* start *
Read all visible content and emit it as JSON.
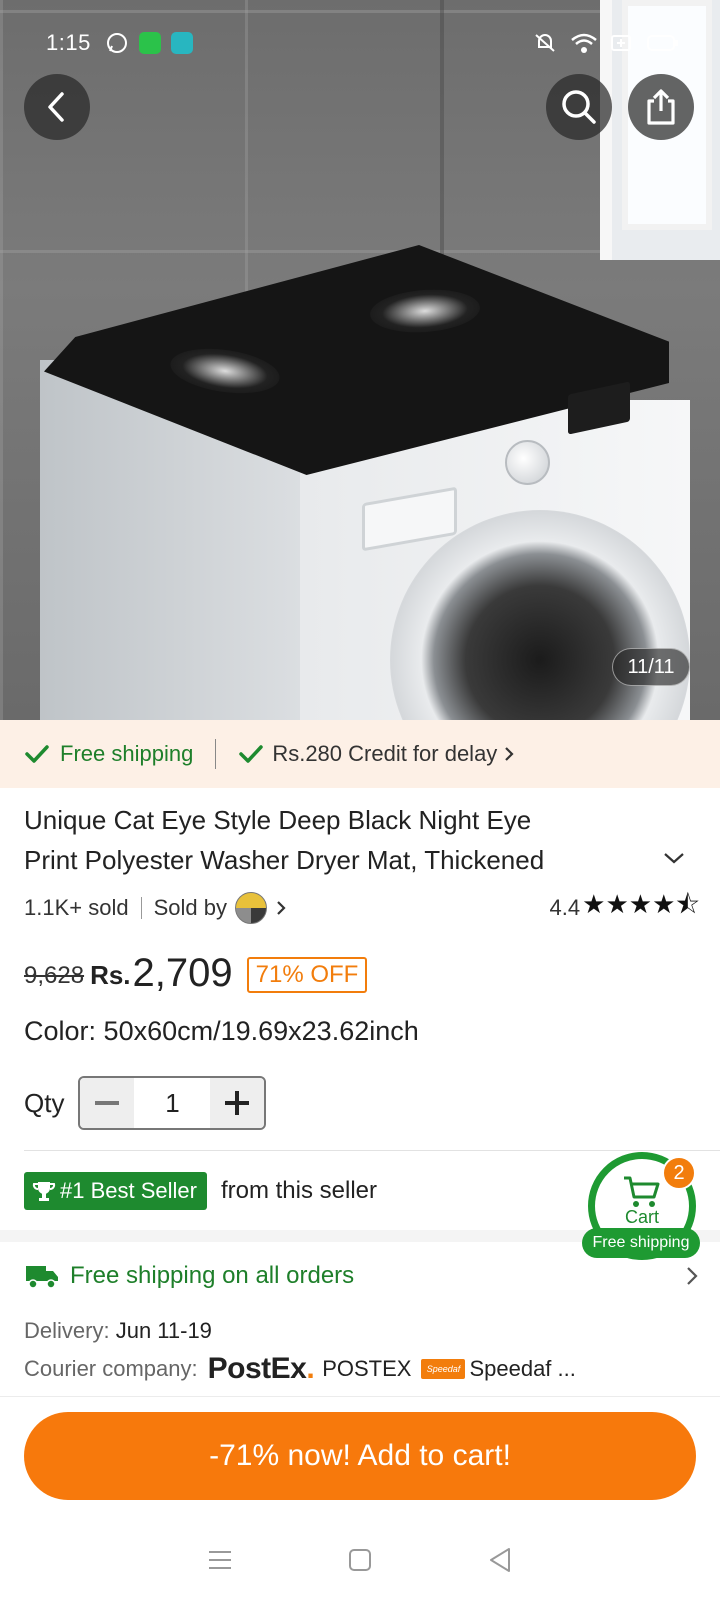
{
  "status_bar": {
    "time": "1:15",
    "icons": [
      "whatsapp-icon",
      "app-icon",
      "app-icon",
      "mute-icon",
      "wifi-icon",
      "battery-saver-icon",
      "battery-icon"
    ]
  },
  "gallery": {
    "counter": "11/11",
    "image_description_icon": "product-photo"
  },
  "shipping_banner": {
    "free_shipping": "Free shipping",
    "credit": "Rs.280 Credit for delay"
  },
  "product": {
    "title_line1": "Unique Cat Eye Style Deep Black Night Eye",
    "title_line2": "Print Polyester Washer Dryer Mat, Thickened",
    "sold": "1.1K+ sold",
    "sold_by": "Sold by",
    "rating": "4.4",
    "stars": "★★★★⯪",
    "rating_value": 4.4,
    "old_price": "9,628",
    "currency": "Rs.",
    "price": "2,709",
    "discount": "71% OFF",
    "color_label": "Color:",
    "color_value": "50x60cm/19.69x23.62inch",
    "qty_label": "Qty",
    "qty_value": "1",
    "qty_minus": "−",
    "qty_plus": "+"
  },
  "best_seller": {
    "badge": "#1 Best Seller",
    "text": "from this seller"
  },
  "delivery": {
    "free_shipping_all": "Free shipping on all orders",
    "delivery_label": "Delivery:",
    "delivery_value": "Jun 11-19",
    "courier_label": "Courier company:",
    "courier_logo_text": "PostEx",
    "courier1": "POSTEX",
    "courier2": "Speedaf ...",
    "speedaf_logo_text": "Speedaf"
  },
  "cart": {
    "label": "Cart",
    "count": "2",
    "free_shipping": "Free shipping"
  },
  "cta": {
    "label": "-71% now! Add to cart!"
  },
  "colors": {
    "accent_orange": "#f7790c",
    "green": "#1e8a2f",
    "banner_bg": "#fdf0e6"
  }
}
* end *
* start *
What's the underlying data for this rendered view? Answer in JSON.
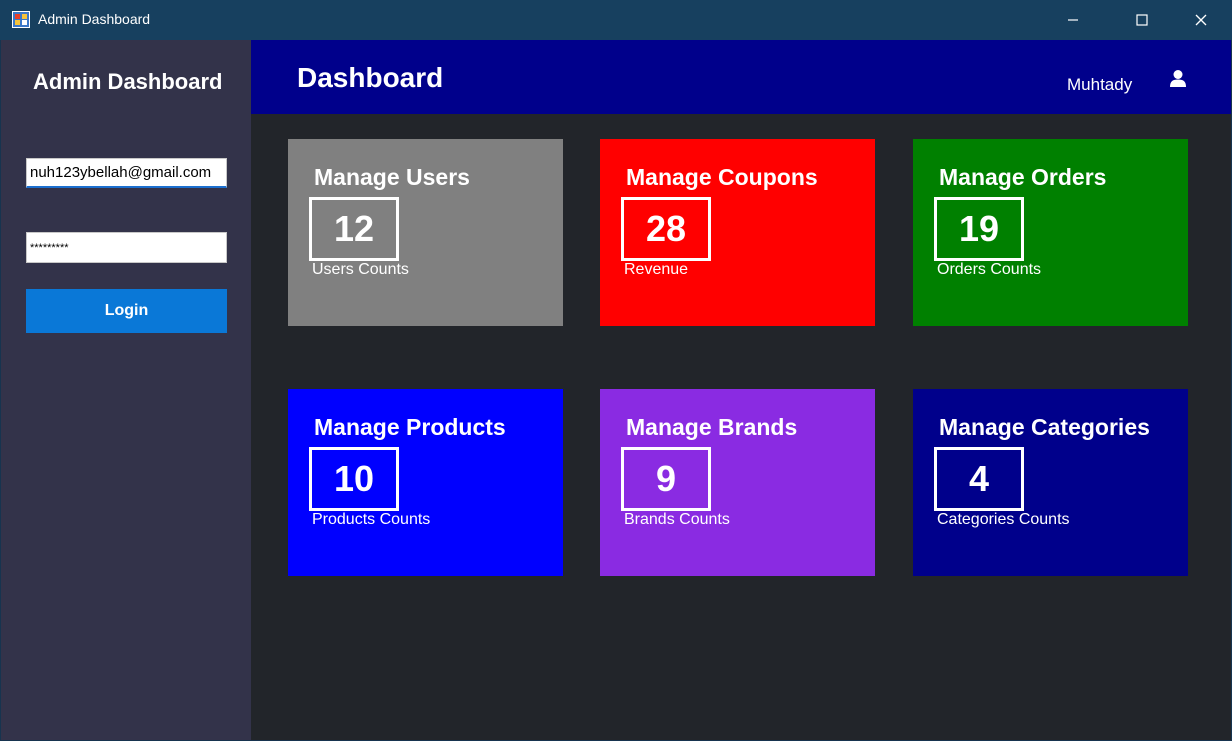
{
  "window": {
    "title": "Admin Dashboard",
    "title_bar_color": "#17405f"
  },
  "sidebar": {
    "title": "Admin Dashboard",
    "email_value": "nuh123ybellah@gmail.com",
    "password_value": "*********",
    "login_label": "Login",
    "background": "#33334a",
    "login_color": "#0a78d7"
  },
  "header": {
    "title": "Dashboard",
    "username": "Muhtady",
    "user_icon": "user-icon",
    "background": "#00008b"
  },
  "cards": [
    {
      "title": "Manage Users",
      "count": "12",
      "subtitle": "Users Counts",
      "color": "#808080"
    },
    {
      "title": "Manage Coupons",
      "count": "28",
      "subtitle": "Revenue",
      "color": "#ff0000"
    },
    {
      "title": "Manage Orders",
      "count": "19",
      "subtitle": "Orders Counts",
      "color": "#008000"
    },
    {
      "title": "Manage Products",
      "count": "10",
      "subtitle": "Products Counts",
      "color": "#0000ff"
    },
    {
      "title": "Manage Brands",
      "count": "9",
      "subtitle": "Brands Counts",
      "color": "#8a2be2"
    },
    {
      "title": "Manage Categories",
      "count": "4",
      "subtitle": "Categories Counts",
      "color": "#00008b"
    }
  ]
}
* end *
→ **WORK TO COMPLETE**
Using the listing above, return all lines where the word "this" occurs.

→ **OUTPUT**
    "text": "from this seller"
What's the underlying data for this rendered view? Answer in JSON.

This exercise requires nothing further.